Problem statement: Pictures appear in the records below; write out everything else exactly.

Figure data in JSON
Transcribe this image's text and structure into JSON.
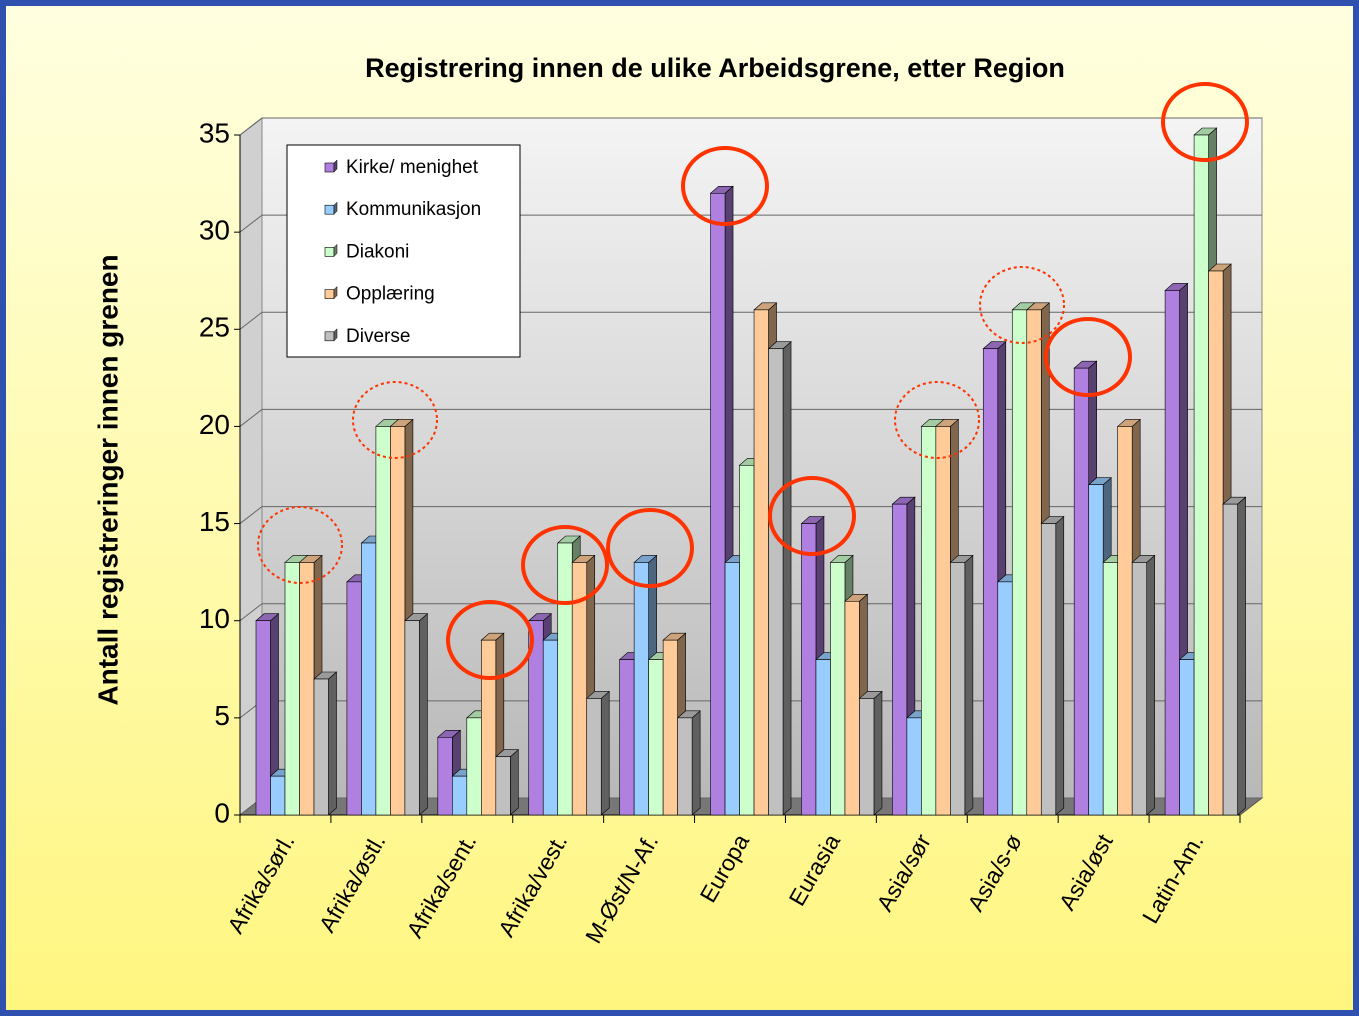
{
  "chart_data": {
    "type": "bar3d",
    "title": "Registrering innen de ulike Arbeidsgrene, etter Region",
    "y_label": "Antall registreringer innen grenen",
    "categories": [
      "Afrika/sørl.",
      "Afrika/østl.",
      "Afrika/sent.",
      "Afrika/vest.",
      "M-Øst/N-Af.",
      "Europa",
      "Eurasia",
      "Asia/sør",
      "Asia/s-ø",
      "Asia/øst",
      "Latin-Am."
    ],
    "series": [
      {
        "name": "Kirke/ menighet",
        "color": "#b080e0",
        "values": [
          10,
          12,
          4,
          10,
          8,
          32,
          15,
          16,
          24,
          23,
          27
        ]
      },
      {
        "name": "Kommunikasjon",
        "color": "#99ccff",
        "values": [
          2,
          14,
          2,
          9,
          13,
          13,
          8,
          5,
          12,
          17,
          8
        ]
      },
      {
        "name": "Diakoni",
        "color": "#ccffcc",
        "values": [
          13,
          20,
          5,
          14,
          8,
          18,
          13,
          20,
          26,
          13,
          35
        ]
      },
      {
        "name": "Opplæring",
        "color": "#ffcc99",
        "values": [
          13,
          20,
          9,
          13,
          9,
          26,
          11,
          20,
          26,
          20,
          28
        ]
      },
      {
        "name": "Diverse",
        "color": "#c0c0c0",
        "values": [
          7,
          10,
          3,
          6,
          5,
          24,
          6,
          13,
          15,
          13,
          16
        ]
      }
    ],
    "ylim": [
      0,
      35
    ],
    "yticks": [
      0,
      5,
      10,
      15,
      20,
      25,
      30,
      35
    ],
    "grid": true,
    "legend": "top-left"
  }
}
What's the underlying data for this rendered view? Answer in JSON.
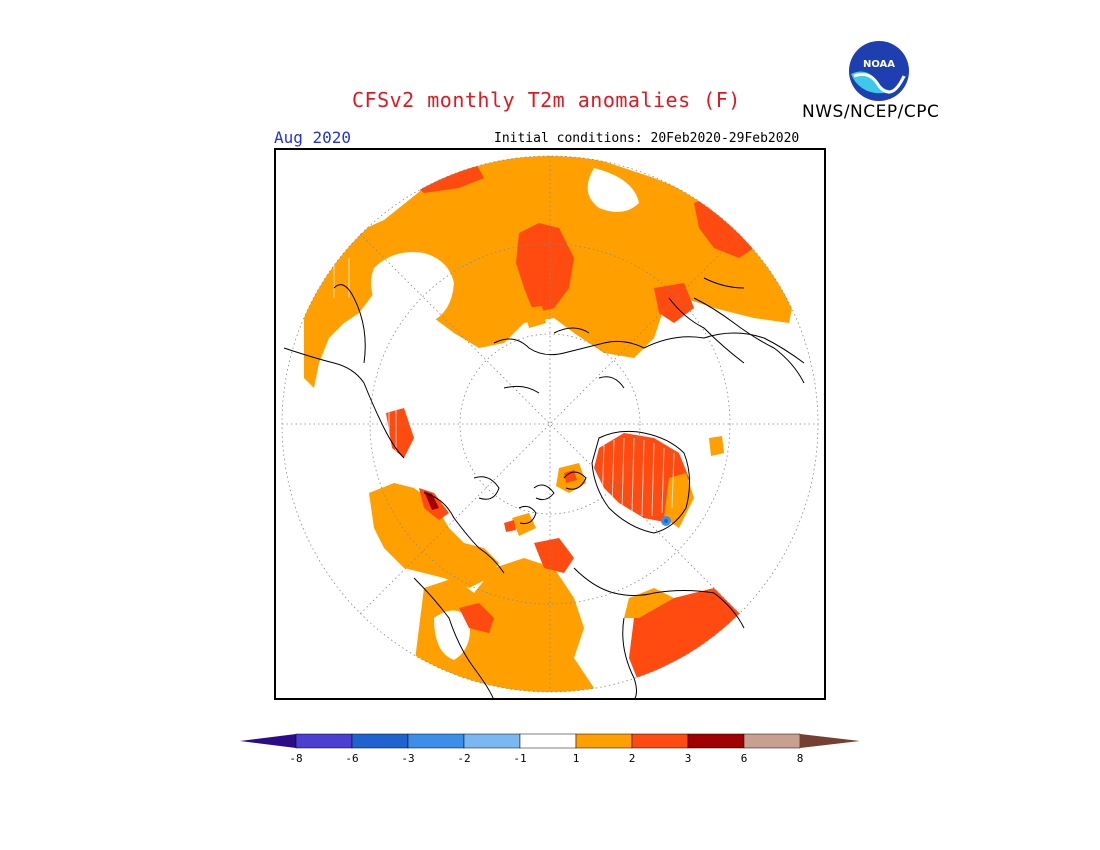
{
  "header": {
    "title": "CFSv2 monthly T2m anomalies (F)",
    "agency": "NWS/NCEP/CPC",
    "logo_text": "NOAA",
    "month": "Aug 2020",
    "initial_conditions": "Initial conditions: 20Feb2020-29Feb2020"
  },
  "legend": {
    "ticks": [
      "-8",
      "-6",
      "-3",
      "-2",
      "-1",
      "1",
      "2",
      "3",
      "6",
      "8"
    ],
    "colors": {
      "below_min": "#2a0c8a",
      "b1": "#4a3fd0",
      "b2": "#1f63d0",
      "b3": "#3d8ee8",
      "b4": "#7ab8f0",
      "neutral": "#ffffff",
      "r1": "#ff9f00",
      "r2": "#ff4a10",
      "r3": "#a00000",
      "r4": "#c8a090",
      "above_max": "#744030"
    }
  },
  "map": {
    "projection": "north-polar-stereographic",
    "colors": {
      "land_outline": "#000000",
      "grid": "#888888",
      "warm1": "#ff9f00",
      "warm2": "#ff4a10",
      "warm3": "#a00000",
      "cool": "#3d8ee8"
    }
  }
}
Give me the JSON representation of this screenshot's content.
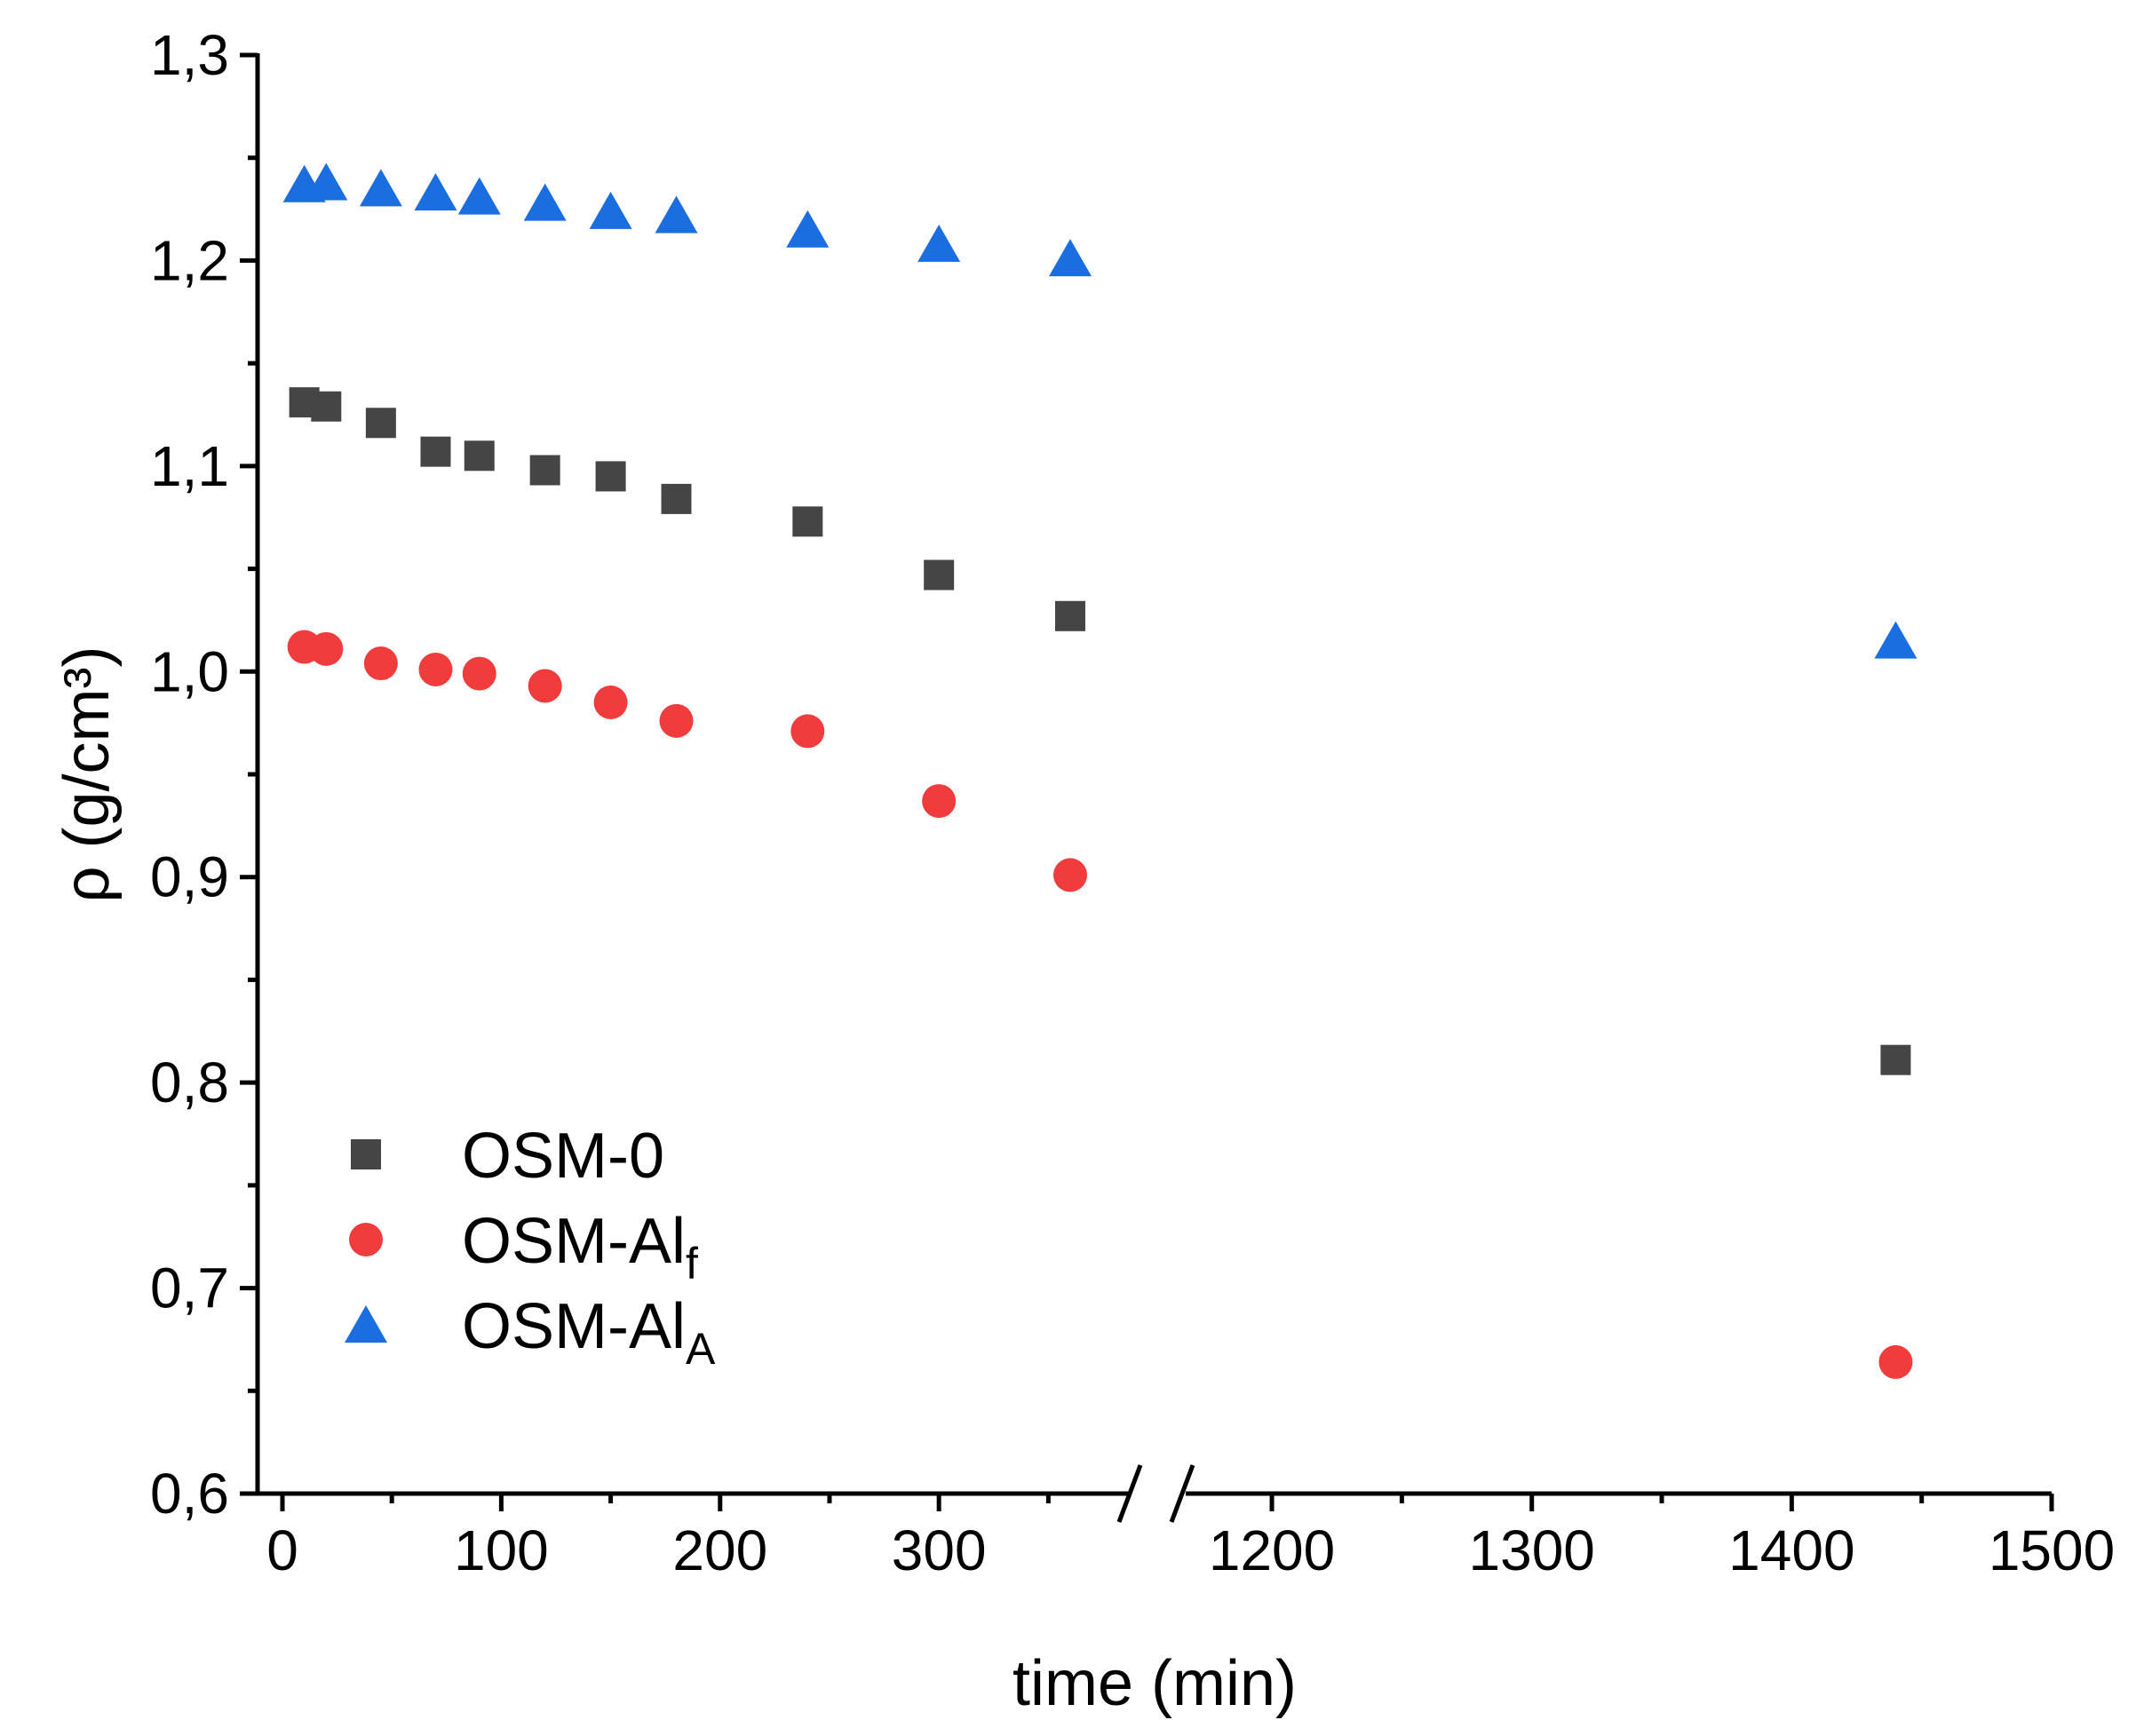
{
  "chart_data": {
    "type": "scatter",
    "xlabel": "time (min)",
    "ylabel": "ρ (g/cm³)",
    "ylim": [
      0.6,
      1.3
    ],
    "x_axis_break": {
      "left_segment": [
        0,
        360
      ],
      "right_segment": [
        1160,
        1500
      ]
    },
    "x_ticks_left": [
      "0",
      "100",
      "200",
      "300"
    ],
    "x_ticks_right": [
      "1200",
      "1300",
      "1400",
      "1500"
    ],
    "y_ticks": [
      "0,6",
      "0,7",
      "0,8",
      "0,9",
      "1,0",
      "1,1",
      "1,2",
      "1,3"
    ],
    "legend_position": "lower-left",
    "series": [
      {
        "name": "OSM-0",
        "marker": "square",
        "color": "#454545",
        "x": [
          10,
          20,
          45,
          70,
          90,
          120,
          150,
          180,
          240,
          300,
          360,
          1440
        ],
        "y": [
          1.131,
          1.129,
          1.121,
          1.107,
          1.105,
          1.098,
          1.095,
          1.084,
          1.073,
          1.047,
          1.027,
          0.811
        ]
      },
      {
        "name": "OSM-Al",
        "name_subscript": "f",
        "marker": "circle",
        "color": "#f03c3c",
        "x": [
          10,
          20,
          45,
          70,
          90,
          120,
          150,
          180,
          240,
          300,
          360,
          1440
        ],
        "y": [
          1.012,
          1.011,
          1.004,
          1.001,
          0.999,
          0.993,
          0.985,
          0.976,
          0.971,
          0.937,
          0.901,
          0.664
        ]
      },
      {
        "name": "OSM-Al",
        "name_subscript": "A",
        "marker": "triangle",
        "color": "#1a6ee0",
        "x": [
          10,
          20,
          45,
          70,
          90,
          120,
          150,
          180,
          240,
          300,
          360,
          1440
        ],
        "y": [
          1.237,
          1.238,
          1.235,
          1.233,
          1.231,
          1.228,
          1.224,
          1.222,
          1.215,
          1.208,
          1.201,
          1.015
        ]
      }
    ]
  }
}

Solution to the exercise:
Transcribe this image's text and structure into JSON.
{
  "chart_data": {
    "type": "bar3d",
    "title": "Registrering innen de ulike Arbeidsgrene, etter Region",
    "y_label": "Antall registreringer innen grenen",
    "categories": [
      "Afrika/sørl.",
      "Afrika/østl.",
      "Afrika/sent.",
      "Afrika/vest.",
      "M-Øst/N-Af.",
      "Europa",
      "Eurasia",
      "Asia/sør",
      "Asia/s-ø",
      "Asia/øst",
      "Latin-Am."
    ],
    "series": [
      {
        "name": "Kirke/ menighet",
        "color": "#b080e0",
        "values": [
          10,
          12,
          4,
          10,
          8,
          32,
          15,
          16,
          24,
          23,
          27
        ]
      },
      {
        "name": "Kommunikasjon",
        "color": "#99ccff",
        "values": [
          2,
          14,
          2,
          9,
          13,
          13,
          8,
          5,
          12,
          17,
          8
        ]
      },
      {
        "name": "Diakoni",
        "color": "#ccffcc",
        "values": [
          13,
          20,
          5,
          14,
          8,
          18,
          13,
          20,
          26,
          13,
          35
        ]
      },
      {
        "name": "Opplæring",
        "color": "#ffcc99",
        "values": [
          13,
          20,
          9,
          13,
          9,
          26,
          11,
          20,
          26,
          20,
          28
        ]
      },
      {
        "name": "Diverse",
        "color": "#c0c0c0",
        "values": [
          7,
          10,
          3,
          6,
          5,
          24,
          6,
          13,
          15,
          13,
          16
        ]
      }
    ],
    "ylim": [
      0,
      35
    ],
    "yticks": [
      0,
      5,
      10,
      15,
      20,
      25,
      30,
      35
    ],
    "grid": true,
    "legend": "top-left"
  }
}
What's the underlying data for this rendered view? Answer in JSON.
{
  "header": {
    "title": "CFSv2 monthly T2m anomalies (F)",
    "agency": "NWS/NCEP/CPC",
    "logo_text": "NOAA",
    "month": "Aug 2020",
    "initial_conditions": "Initial conditions: 20Feb2020-29Feb2020"
  },
  "legend": {
    "ticks": [
      "-8",
      "-6",
      "-3",
      "-2",
      "-1",
      "1",
      "2",
      "3",
      "6",
      "8"
    ],
    "colors": {
      "below_min": "#2a0c8a",
      "b1": "#4a3fd0",
      "b2": "#1f63d0",
      "b3": "#3d8ee8",
      "b4": "#7ab8f0",
      "neutral": "#ffffff",
      "r1": "#ff9f00",
      "r2": "#ff4a10",
      "r3": "#a00000",
      "r4": "#c8a090",
      "above_max": "#744030"
    }
  },
  "map": {
    "projection": "north-polar-stereographic",
    "colors": {
      "land_outline": "#000000",
      "grid": "#888888",
      "warm1": "#ff9f00",
      "warm2": "#ff4a10",
      "warm3": "#a00000",
      "cool": "#3d8ee8"
    }
  }
}
Give me the JSON representation of this screenshot's content.
{
  "chart_data": {
    "type": "scatter",
    "xlabel": "time (min)",
    "ylabel": "ρ (g/cm³)",
    "ylim": [
      0.6,
      1.3
    ],
    "x_axis_break": {
      "left_segment": [
        0,
        360
      ],
      "right_segment": [
        1160,
        1500
      ]
    },
    "x_ticks_left": [
      "0",
      "100",
      "200",
      "300"
    ],
    "x_ticks_right": [
      "1200",
      "1300",
      "1400",
      "1500"
    ],
    "y_ticks": [
      "0,6",
      "0,7",
      "0,8",
      "0,9",
      "1,0",
      "1,1",
      "1,2",
      "1,3"
    ],
    "legend_position": "lower-left",
    "series": [
      {
        "name": "OSM-0",
        "marker": "square",
        "color": "#454545",
        "x": [
          10,
          20,
          45,
          70,
          90,
          120,
          150,
          180,
          240,
          300,
          360,
          1440
        ],
        "y": [
          1.131,
          1.129,
          1.121,
          1.107,
          1.105,
          1.098,
          1.095,
          1.084,
          1.073,
          1.047,
          1.027,
          0.811
        ]
      },
      {
        "name": "OSM-Al",
        "name_subscript": "f",
        "marker": "circle",
        "color": "#f03c3c",
        "x": [
          10,
          20,
          45,
          70,
          90,
          120,
          150,
          180,
          240,
          300,
          360,
          1440
        ],
        "y": [
          1.012,
          1.011,
          1.004,
          1.001,
          0.999,
          0.993,
          0.985,
          0.976,
          0.971,
          0.937,
          0.901,
          0.664
        ]
      },
      {
        "name": "OSM-Al",
        "name_subscript": "A",
        "marker": "triangle",
        "color": "#1a6ee0",
        "x": [
          10,
          20,
          45,
          70,
          90,
          120,
          150,
          180,
          240,
          300,
          360,
          1440
        ],
        "y": [
          1.237,
          1.238,
          1.235,
          1.233,
          1.231,
          1.228,
          1.224,
          1.222,
          1.215,
          1.208,
          1.201,
          1.015
        ]
      }
    ]
  }
}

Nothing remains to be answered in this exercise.